Aim of the exercise. Return the entries below in their exact form, leaving the pictures out.

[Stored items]
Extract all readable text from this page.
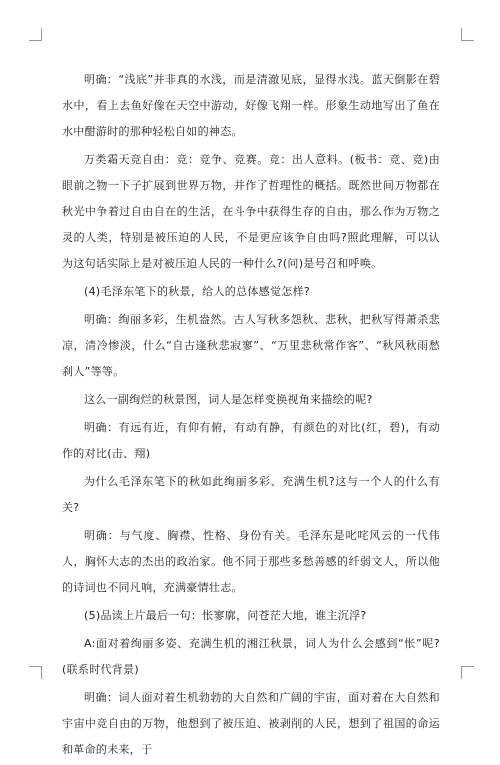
明确：“浅底”并非真的水浅，而是清澈见底，显得水浅。蓝天倒影在碧水中，看上去鱼好像在天空中游动，好像飞翔一样。形象生动地写出了鱼在水中酣游时的那种轻松自如的神态。

万类霜天竞自由：竞：竞争、竞赛。竞：出人意料。(板书：竞、竞)由眼前之物一下子扩展到世界万物，并作了哲理性的概括。既然世间万物都在秋光中争着过自由自在的生活，在斗争中获得生存的自由，那么作为万物之灵的人类，特别是被压迫的人民，不是更应该争自由吗?照此理解，可以认为这句话实际上是对被压迫人民的一种什么?(问)是号召和呼唤。

(4)毛泽东笔下的秋景，给人的总体感觉怎样?

明确：绚丽多彩，生机盎然。古人写秋多怨秋、悲秋，把秋写得萧杀悲凉，清冷惨淡，什么“自古逢秋悲寂寥”、“万里悲秋常作客”、“秋风秋雨愁刹人”等等。

这么一副绚烂的秋景图，词人是怎样变换视角来描绘的呢?

明确：有远有近，有仰有俯，有动有静，有颜色的对比(红，碧)，有动作的对比(击、翔)

为什么毛泽东笔下的秋如此绚丽多彩、充满生机?这与一个人的什么有关?

明确：与气度、胸襟、性格、身份有关。毛泽东是叱咤风云的一代伟人，胸怀大志的杰出的政治家。他不同于那些多愁善感的纤弱文人，所以他的诗词也不同凡响，充满豪情壮志。

(5)品读上片最后一句：怅寥廓，问苍茫大地，谁主沉浮?

A:面对着绚丽多姿、充满生机的湘江秋景，词人为什么会感到“怅”呢?(联系时代背景)

明确：词人面对着生机勃勃的大自然和广阔的宇宙，面对着在大自然和宇宙中竞自由的万物，他想到了被压迫、被剥削的人民，想到了祖国的命运和革命的未来，于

Final result.
Extract all readable text from this page.
明确：“浅底”并非真的水浅，而是清澈见底，显得水浅。蓝天倒影在碧水中，看上去鱼好像在天空中游动，好像飞翔一样。形象生动地写出了鱼在水中酣游时的那种轻松自如的神态。

万类霜天竞自由：竞：竞争、竞赛。竞：出人意料。(板书：竞、竞)由眼前之物一下子扩展到世界万物，并作了哲理性的概括。既然世间万物都在秋光中争着过自由自在的生活，在斗争中获得生存的自由，那么作为万物之灵的人类，特别是被压迫的人民，不是更应该争自由吗?照此理解，可以认为这句话实际上是对被压迫人民的一种什么?(问)是号召和呼唤。

(4)毛泽东笔下的秋景，给人的总体感觉怎样?

明确：绚丽多彩，生机盎然。古人写秋多怨秋、悲秋，把秋写得萧杀悲凉，清冷惨淡，什么“自古逢秋悲寂寥”、“万里悲秋常作客”、“秋风秋雨愁刹人”等等。

这么一副绚烂的秋景图，词人是怎样变换视角来描绘的呢?

明确：有远有近，有仰有俯，有动有静，有颜色的对比(红，碧)，有动作的对比(击、翔)

为什么毛泽东笔下的秋如此绚丽多彩、充满生机?这与一个人的什么有关?

明确：与气度、胸襟、性格、身份有关。毛泽东是叱咤风云的一代伟人，胸怀大志的杰出的政治家。他不同于那些多愁善感的纤弱文人，所以他的诗词也不同凡响，充满豪情壮志。

(5)品读上片最后一句：怅寥廓，问苍茫大地，谁主沉浮?

A:面对着绚丽多姿、充满生机的湘江秋景，词人为什么会感到“怅”呢?(联系时代背景)

明确：词人面对着生机勃勃的大自然和广阔的宇宙，面对着在大自然和宇宙中竞自由的万物，他想到了被压迫、被剥削的人民，想到了祖国的命运和革命的未来，于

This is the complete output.